* **Stated problem**
Transcribe all of the data exactly. Omit the pictures.
** Begin The input **
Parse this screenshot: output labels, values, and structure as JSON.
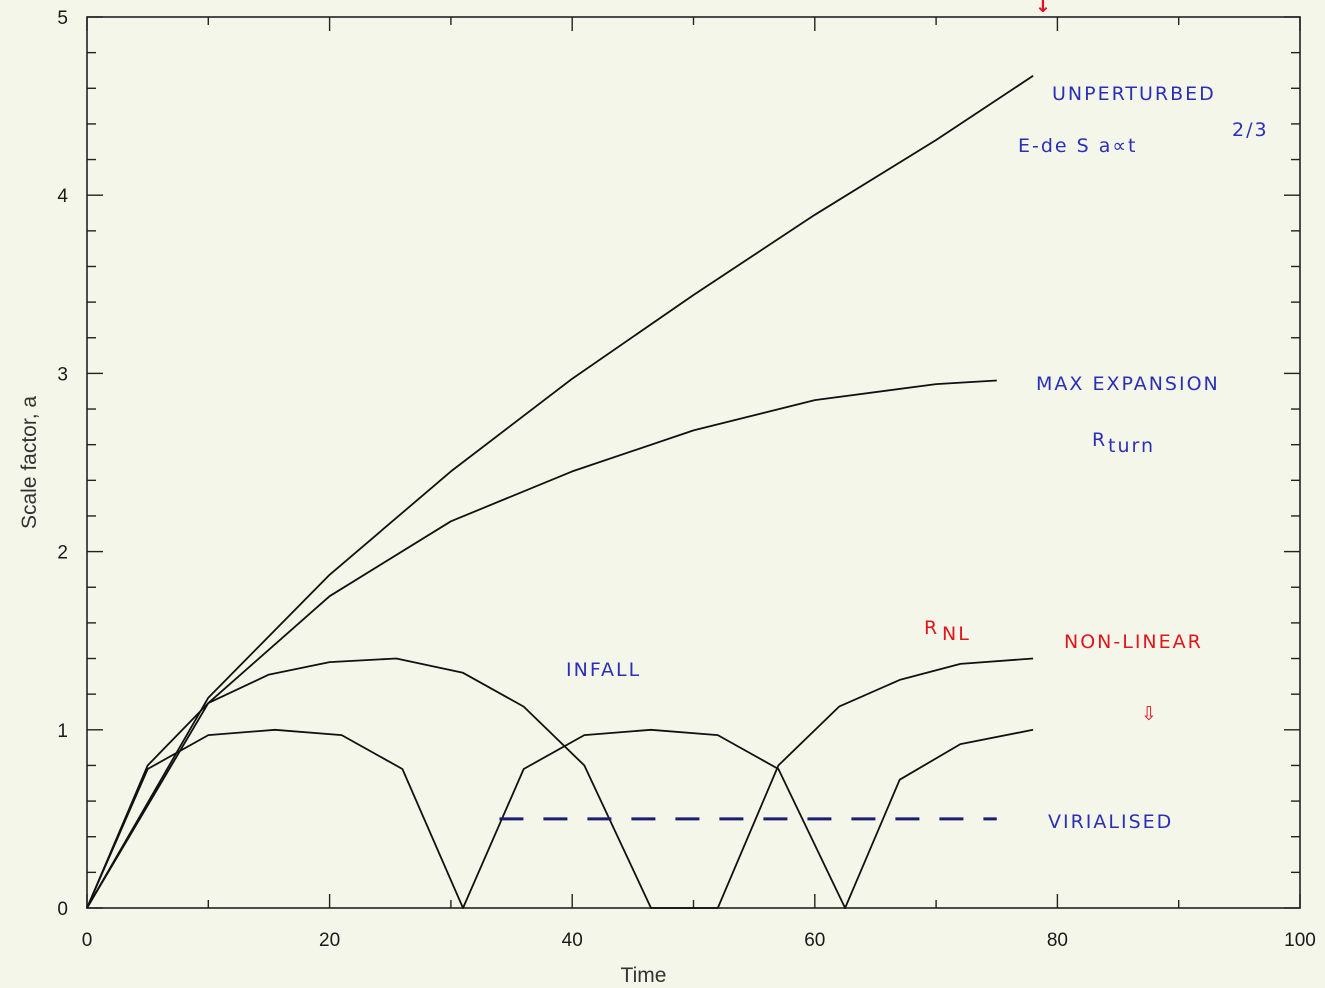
{
  "chart_data": {
    "type": "line",
    "xlabel": "Time",
    "ylabel": "Scale factor, a",
    "xlim": [
      0,
      100
    ],
    "ylim": [
      0,
      5
    ],
    "x_ticks": [
      "0",
      "20",
      "40",
      "60",
      "80",
      "100"
    ],
    "y_ticks": [
      "0",
      "1",
      "2",
      "3",
      "4",
      "5"
    ],
    "grid": false,
    "series": [
      {
        "x": [
          0,
          10,
          20,
          30,
          40,
          50,
          60,
          70,
          78
        ],
        "y": [
          0,
          1.18,
          1.87,
          2.45,
          2.97,
          3.44,
          3.89,
          4.31,
          4.67
        ]
      },
      {
        "x": [
          0,
          10,
          20,
          30,
          40,
          50,
          60,
          70,
          75
        ],
        "y": [
          0,
          1.15,
          1.75,
          2.17,
          2.45,
          2.68,
          2.85,
          2.94,
          2.96
        ]
      },
      {
        "x": [
          0,
          5,
          10,
          15,
          20,
          25.5,
          31,
          36,
          41,
          46.5,
          52,
          57,
          62,
          67,
          72,
          78
        ],
        "y": [
          0,
          0.8,
          1.15,
          1.31,
          1.38,
          1.4,
          1.32,
          1.13,
          0.8,
          0.0,
          0.0,
          0.8,
          1.13,
          1.28,
          1.37,
          1.4
        ]
      },
      {
        "x": [
          0,
          5,
          10,
          15.5,
          21,
          26,
          31,
          36,
          41,
          46.5,
          52,
          57,
          62.5,
          67,
          72,
          78
        ],
        "y": [
          0,
          0.78,
          0.97,
          1.0,
          0.97,
          0.78,
          0.0,
          0.78,
          0.97,
          1.0,
          0.97,
          0.78,
          0.0,
          0.72,
          0.92,
          1.0
        ]
      }
    ],
    "virialised_level": 0.5,
    "annotations": {
      "unperturbed_1": "UNPERTURBED",
      "unperturbed_2": "E-de S  a∝t",
      "unperturbed_exp": "2/3",
      "max_expansion_1": "MAX EXPANSION",
      "max_expansion_2": "R",
      "max_expansion_sub": "turn",
      "infall": "INFALL",
      "rnl": "R",
      "rnl_sub": "NL",
      "non_linear": "NON-LINEAR",
      "non_linear_arrow": "⇩",
      "virialised": "VIRIALISED",
      "top_arrow": "↓"
    },
    "colors": {
      "curves": "#111111",
      "annotation_blue": "#2b2fb8",
      "annotation_red": "#e0161c",
      "axis": "#222222",
      "background": "#f4f6ea"
    }
  }
}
** End The input **
* **Result below**
Parse this screenshot: output labels, values, and structure as JSON.
{
  "chart_data": {
    "type": "line",
    "xlabel": "Time",
    "ylabel": "Scale factor, a",
    "xlim": [
      0,
      100
    ],
    "ylim": [
      0,
      5
    ],
    "x_ticks": [
      "0",
      "20",
      "40",
      "60",
      "80",
      "100"
    ],
    "y_ticks": [
      "0",
      "1",
      "2",
      "3",
      "4",
      "5"
    ],
    "grid": false,
    "series": [
      {
        "x": [
          0,
          10,
          20,
          30,
          40,
          50,
          60,
          70,
          78
        ],
        "y": [
          0,
          1.18,
          1.87,
          2.45,
          2.97,
          3.44,
          3.89,
          4.31,
          4.67
        ]
      },
      {
        "x": [
          0,
          10,
          20,
          30,
          40,
          50,
          60,
          70,
          75
        ],
        "y": [
          0,
          1.15,
          1.75,
          2.17,
          2.45,
          2.68,
          2.85,
          2.94,
          2.96
        ]
      },
      {
        "x": [
          0,
          5,
          10,
          15,
          20,
          25.5,
          31,
          36,
          41,
          46.5,
          52,
          57,
          62,
          67,
          72,
          78
        ],
        "y": [
          0,
          0.8,
          1.15,
          1.31,
          1.38,
          1.4,
          1.32,
          1.13,
          0.8,
          0.0,
          0.0,
          0.8,
          1.13,
          1.28,
          1.37,
          1.4
        ]
      },
      {
        "x": [
          0,
          5,
          10,
          15.5,
          21,
          26,
          31,
          36,
          41,
          46.5,
          52,
          57,
          62.5,
          67,
          72,
          78
        ],
        "y": [
          0,
          0.78,
          0.97,
          1.0,
          0.97,
          0.78,
          0.0,
          0.78,
          0.97,
          1.0,
          0.97,
          0.78,
          0.0,
          0.72,
          0.92,
          1.0
        ]
      }
    ],
    "virialised_level": 0.5,
    "annotations": {
      "unperturbed_1": "UNPERTURBED",
      "unperturbed_2": "E-de S  a∝t",
      "unperturbed_exp": "2/3",
      "max_expansion_1": "MAX EXPANSION",
      "max_expansion_2": "R",
      "max_expansion_sub": "turn",
      "infall": "INFALL",
      "rnl": "R",
      "rnl_sub": "NL",
      "non_linear": "NON-LINEAR",
      "non_linear_arrow": "⇩",
      "virialised": "VIRIALISED",
      "top_arrow": "↓"
    },
    "colors": {
      "curves": "#111111",
      "annotation_blue": "#2b2fb8",
      "annotation_red": "#e0161c",
      "axis": "#222222",
      "background": "#f4f6ea"
    }
  }
}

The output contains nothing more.